## Prompt
Set each record down exactly, excluding all images.

## Given information
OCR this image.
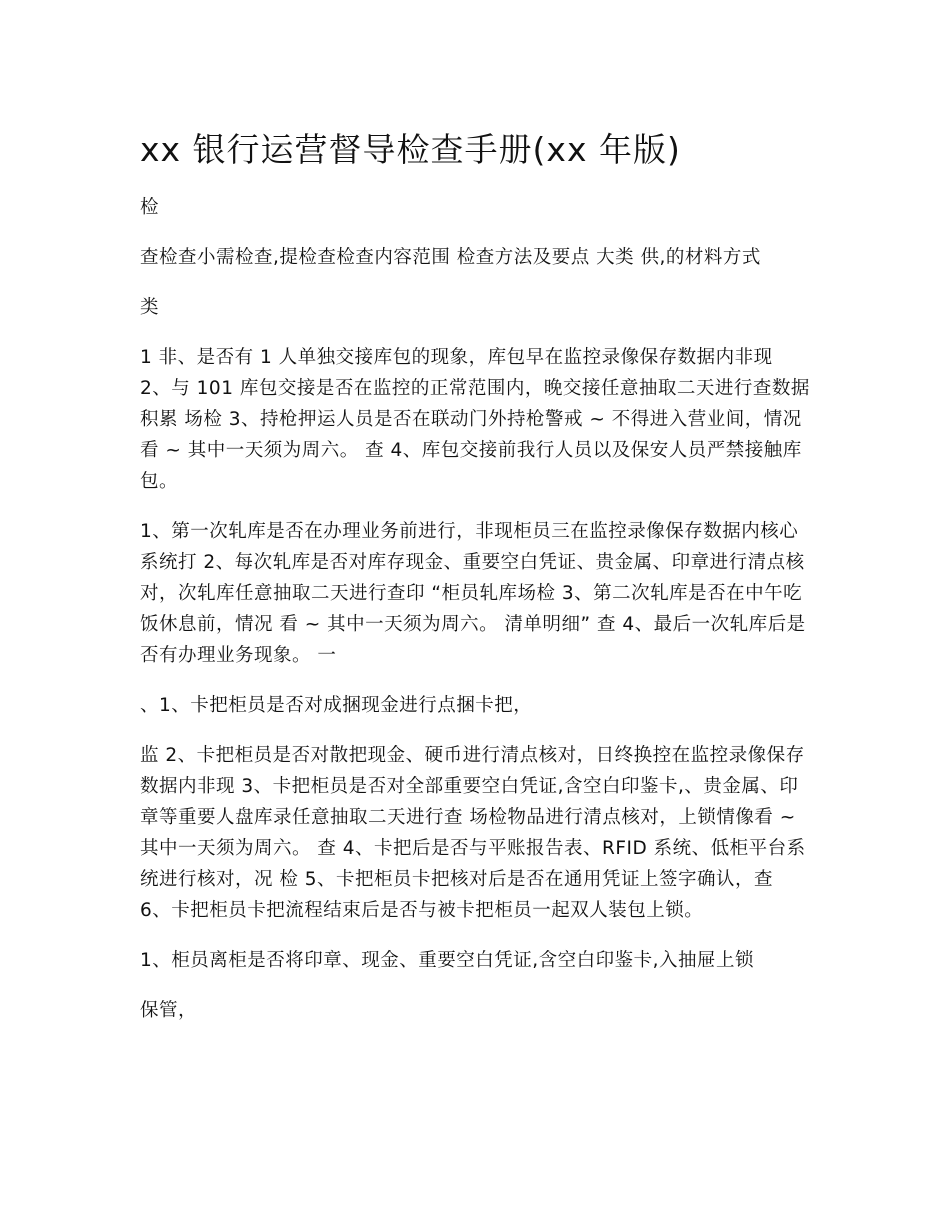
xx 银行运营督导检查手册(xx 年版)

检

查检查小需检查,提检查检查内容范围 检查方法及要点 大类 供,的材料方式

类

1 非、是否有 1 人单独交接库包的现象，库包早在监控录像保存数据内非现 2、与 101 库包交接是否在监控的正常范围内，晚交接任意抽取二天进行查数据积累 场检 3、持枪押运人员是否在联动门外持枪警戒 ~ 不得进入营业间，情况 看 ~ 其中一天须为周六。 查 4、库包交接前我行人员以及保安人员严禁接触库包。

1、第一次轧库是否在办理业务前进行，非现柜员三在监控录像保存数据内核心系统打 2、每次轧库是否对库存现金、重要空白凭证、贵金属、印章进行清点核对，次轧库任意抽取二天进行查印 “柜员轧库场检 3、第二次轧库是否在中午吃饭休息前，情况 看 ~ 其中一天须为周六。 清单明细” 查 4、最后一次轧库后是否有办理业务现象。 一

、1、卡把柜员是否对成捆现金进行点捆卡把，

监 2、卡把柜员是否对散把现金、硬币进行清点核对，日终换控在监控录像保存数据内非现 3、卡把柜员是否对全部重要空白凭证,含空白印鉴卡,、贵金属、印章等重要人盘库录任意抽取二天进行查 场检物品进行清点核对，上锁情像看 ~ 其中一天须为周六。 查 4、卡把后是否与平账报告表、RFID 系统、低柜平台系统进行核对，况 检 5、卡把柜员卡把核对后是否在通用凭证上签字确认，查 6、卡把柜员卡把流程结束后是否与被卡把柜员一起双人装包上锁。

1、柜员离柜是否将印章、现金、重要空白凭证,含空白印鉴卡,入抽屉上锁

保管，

## Response for this exercise
OCR this image.
xx 银行运营督导检查手册(xx 年版)

检

查检查小需检查,提检查检查内容范围 检查方法及要点 大类 供,的材料方式

类

1 非、是否有 1 人单独交接库包的现象，库包早在监控录像保存数据内非现 2、与 101 库包交接是否在监控的正常范围内，晚交接任意抽取二天进行查数据积累 场检 3、持枪押运人员是否在联动门外持枪警戒 ~ 不得进入营业间，情况 看 ~ 其中一天须为周六。 查 4、库包交接前我行人员以及保安人员严禁接触库包。

1、第一次轧库是否在办理业务前进行，非现柜员三在监控录像保存数据内核心系统打 2、每次轧库是否对库存现金、重要空白凭证、贵金属、印章进行清点核对，次轧库任意抽取二天进行查印 “柜员轧库场检 3、第二次轧库是否在中午吃饭休息前，情况 看 ~ 其中一天须为周六。 清单明细” 查 4、最后一次轧库后是否有办理业务现象。 一

、1、卡把柜员是否对成捆现金进行点捆卡把，

监 2、卡把柜员是否对散把现金、硬币进行清点核对，日终换控在监控录像保存数据内非现 3、卡把柜员是否对全部重要空白凭证,含空白印鉴卡,、贵金属、印章等重要人盘库录任意抽取二天进行查 场检物品进行清点核对，上锁情像看 ~ 其中一天须为周六。 查 4、卡把后是否与平账报告表、RFID 系统、低柜平台系统进行核对，况 检 5、卡把柜员卡把核对后是否在通用凭证上签字确认，查 6、卡把柜员卡把流程结束后是否与被卡把柜员一起双人装包上锁。

1、柜员离柜是否将印章、现金、重要空白凭证,含空白印鉴卡,入抽屉上锁

保管，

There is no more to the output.